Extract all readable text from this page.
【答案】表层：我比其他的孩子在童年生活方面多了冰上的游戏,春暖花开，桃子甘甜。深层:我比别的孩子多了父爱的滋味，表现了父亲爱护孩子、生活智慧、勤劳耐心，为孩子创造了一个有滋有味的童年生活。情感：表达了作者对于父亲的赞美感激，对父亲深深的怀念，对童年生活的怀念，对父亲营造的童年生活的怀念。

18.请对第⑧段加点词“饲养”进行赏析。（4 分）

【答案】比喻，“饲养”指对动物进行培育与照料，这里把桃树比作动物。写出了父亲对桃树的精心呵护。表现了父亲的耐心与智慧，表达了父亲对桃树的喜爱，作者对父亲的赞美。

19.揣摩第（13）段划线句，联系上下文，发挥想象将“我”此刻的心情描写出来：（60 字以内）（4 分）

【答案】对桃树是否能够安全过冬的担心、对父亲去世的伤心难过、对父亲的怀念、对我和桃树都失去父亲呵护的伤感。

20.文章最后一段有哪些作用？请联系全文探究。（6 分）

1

-------

CHALLENGE: Transcribe the data above in full, exactly.

ANSWER FOR THIS EXERCISE:
Extract all readable text from this page.
【答案】表层：我比其他的孩子在童年生活方面多了冰上的游戏,春暖花开，桃子甘甜。深层:我比别的孩子多了父爱的滋味，表现了父亲爱护孩子、生活智慧、勤劳耐心，为孩子创造了一个有滋有味的童年生活。情感：表达了作者对于父亲的赞美感激，对父亲深深的怀念，对童年生活的怀念，对父亲营造的童年生活的怀念。

18.请对第⑧段加点词“饲养”进行赏析。（4 分）

【答案】比喻，“饲养”指对动物进行培育与照料，这里把桃树比作动物。写出了父亲对桃树的精心呵护。表现了父亲的耐心与智慧，表达了父亲对桃树的喜爱，作者对父亲的赞美。

19.揣摩第（13）段划线句，联系上下文，发挥想象将“我”此刻的心情描写出来：（60 字以内）（4 分）

【答案】对桃树是否能够安全过冬的担心、对父亲去世的伤心难过、对父亲的怀念、对我和桃树都失去父亲呵护的伤感。

20.文章最后一段有哪些作用？请联系全文探究。（6 分）

1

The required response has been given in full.